● Directions for this task: Under this task are some entries; return every one of them exactly.

● Record excerpts:
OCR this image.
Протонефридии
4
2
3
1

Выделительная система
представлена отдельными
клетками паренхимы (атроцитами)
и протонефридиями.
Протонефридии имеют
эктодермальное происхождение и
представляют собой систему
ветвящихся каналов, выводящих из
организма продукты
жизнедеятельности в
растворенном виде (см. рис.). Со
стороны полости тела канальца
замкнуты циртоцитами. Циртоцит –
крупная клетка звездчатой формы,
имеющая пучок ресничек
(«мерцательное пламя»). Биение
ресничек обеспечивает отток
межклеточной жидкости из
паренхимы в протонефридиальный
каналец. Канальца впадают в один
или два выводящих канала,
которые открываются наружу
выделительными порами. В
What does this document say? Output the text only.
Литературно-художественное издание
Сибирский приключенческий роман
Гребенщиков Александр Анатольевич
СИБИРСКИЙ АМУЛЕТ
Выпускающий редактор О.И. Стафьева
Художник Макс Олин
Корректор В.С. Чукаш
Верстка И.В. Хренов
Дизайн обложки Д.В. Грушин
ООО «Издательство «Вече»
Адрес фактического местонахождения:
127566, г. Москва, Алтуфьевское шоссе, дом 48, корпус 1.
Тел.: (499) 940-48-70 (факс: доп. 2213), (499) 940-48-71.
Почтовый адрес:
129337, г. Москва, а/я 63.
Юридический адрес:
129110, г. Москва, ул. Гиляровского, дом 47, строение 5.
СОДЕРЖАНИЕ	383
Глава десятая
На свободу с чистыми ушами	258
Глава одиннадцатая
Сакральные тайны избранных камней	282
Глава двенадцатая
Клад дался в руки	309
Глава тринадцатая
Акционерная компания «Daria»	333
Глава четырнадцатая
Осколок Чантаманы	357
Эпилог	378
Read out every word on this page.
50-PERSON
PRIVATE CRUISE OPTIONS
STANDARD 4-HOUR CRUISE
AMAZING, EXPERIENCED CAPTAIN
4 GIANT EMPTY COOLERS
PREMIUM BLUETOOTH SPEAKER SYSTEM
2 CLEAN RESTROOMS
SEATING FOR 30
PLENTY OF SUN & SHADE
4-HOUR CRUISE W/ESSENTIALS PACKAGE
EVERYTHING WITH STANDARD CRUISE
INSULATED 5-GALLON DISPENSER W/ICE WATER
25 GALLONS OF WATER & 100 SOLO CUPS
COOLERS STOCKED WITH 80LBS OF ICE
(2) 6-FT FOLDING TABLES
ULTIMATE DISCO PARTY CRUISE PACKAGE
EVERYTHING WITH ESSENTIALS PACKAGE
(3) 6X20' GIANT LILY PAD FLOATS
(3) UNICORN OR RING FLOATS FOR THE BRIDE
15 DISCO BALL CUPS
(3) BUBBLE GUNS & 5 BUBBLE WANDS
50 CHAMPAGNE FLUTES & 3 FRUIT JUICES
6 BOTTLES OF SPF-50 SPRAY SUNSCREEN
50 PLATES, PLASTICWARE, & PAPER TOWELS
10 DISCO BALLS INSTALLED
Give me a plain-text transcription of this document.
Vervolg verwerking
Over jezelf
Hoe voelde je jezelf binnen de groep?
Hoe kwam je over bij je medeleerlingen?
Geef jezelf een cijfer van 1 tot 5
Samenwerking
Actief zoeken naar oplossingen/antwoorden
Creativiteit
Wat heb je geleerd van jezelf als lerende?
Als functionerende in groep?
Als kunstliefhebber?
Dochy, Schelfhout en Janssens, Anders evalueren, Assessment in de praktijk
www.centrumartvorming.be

● Correct result:
OCR this image.
Протонефридии
4
2
3
1

Выделительная система
представлена отдельными
клетками паренхимы (атроцитами)
и протонефридиями.
Протонефридии имеют
эктодермальное происхождение и
представляют собой систему
ветвящихся каналов, выводящих из
организма продукты
жизнедеятельности в
растворенном виде (см. рис.). Со
стороны полости тела канальца
замкнуты циртоцитами. Циртоцит –
крупная клетка звездчатой формы,
имеющая пучок ресничек
(«мерцательное пламя»). Биение
ресничек обеспечивает отток
межклеточной жидкости из
паренхимы в протонефридиальный
каналец. Канальца впадают в один
или два выводящих канала,
которые открываются наружу
выделительными порами. В
What does this document say? Output the text only.
Литературно-художественное издание
Сибирский приключенческий роман
Гребенщиков Александр Анатольевич
СИБИРСКИЙ АМУЛЕТ
Выпускающий редактор О.И. Стафьева
Художник Макс Олин
Корректор В.С. Чукаш
Верстка И.В. Хренов
Дизайн обложки Д.В. Грушин
ООО «Издательство «Вече»
Адрес фактического местонахождения:
127566, г. Москва, Алтуфьевское шоссе, дом 48, корпус 1.
Тел.: (499) 940-48-70 (факс: доп. 2213), (499) 940-48-71.
Почтовый адрес:
129337, г. Москва, а/я 63.
Юридический адрес:
129110, г. Москва, ул. Гиляровского, дом 47, строение 5.
СОДЕРЖАНИЕ	383
Глава десятая
На свободу с чистыми ушами	258
Глава одиннадцатая
Сакральные тайны избранных камней	282
Глава двенадцатая
Клад дался в руки	309
Глава тринадцатая
Акционерная компания «Daria»	333
Глава четырнадцатая
Осколок Чантаманы	357
Эпилог	378
Read out every word on this page.
50-PERSON
PRIVATE CRUISE OPTIONS
STANDARD 4-HOUR CRUISE
AMAZING, EXPERIENCED CAPTAIN
4 GIANT EMPTY COOLERS
PREMIUM BLUETOOTH SPEAKER SYSTEM
2 CLEAN RESTROOMS
SEATING FOR 30
PLENTY OF SUN & SHADE
4-HOUR CRUISE W/ESSENTIALS PACKAGE
EVERYTHING WITH STANDARD CRUISE
INSULATED 5-GALLON DISPENSER W/ICE WATER
25 GALLONS OF WATER & 100 SOLO CUPS
COOLERS STOCKED WITH 80LBS OF ICE
(2) 6-FT FOLDING TABLES
ULTIMATE DISCO PARTY CRUISE PACKAGE
EVERYTHING WITH ESSENTIALS PACKAGE
(3) 6X20' GIANT LILY PAD FLOATS
(3) UNICORN OR RING FLOATS FOR THE BRIDE
15 DISCO BALL CUPS
(3) BUBBLE GUNS & 5 BUBBLE WANDS
50 CHAMPAGNE FLUTES & 3 FRUIT JUICES
6 BOTTLES OF SPF-50 SPRAY SUNSCREEN
50 PLATES, PLASTICWARE, & PAPER TOWELS
10 DISCO BALLS INSTALLED
Give me a plain-text transcription of this document.
Vervolg verwerking
Over jezelf
Hoe voelde je jezelf binnen de groep?
Hoe kwam je over bij je medeleerlingen?
Geef jezelf een cijfer van 1 tot 5
Samenwerking
Actief zoeken naar oplossingen/antwoorden
Creativiteit
Wat heb je geleerd van jezelf als lerende?
Als functionerende in groep?
Als kunstliefhebber?
Dochy, Schelfhout en Janssens, Anders evalueren, Assessment in de praktijk
www.centrumartvorming.be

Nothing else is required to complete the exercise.